Task details: Give only one thing: the number of lines that include the word "this".

(Stored items)

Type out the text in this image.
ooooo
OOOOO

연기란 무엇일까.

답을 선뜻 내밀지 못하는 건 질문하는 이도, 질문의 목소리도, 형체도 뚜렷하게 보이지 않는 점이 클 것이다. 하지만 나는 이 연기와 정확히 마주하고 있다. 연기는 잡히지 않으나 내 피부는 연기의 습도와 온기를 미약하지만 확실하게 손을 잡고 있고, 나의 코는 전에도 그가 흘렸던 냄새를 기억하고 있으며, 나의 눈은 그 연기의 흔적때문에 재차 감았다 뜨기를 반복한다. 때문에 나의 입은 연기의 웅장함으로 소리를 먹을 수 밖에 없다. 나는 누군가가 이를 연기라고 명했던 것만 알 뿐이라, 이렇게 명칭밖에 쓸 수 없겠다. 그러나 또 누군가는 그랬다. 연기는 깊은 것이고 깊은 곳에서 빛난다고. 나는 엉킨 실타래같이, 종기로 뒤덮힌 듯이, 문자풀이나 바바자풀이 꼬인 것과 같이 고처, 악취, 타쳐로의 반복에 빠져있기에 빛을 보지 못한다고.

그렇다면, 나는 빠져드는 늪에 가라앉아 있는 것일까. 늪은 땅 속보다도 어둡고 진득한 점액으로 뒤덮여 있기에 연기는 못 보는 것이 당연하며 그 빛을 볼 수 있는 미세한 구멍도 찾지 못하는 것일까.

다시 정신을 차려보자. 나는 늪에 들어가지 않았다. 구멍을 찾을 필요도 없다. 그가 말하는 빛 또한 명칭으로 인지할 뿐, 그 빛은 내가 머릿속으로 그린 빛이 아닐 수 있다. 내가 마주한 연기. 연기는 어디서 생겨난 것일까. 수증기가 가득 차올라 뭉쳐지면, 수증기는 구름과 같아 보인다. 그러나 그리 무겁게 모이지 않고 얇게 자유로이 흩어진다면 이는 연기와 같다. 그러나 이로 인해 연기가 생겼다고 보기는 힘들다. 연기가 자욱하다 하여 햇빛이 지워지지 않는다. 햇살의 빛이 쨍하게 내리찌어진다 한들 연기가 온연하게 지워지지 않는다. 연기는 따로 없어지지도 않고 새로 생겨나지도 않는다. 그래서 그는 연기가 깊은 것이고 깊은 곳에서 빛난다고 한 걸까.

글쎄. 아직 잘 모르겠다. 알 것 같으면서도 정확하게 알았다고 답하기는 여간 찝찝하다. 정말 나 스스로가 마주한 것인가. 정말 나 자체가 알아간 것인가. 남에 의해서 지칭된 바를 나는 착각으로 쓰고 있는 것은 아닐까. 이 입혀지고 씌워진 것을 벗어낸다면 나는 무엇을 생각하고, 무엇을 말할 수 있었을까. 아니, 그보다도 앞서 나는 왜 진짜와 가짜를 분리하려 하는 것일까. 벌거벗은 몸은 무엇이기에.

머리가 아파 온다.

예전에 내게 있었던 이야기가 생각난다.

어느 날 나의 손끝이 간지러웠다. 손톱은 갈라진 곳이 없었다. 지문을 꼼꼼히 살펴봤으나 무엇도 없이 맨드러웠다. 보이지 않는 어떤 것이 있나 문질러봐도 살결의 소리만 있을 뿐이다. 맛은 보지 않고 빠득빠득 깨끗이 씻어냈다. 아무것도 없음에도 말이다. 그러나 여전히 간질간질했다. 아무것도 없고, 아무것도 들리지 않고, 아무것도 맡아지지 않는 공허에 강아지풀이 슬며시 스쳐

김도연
* * *
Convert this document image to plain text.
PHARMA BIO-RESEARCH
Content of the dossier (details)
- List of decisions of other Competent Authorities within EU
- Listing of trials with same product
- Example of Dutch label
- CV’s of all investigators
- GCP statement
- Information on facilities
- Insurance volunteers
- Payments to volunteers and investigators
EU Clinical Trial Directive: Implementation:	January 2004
--
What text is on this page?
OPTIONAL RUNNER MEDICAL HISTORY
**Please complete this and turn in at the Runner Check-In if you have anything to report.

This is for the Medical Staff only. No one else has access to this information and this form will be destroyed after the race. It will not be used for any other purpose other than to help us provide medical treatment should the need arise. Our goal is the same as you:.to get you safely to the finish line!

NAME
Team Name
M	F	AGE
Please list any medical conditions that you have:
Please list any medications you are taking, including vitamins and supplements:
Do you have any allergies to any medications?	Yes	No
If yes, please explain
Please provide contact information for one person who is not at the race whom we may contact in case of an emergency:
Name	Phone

Exercise result: 5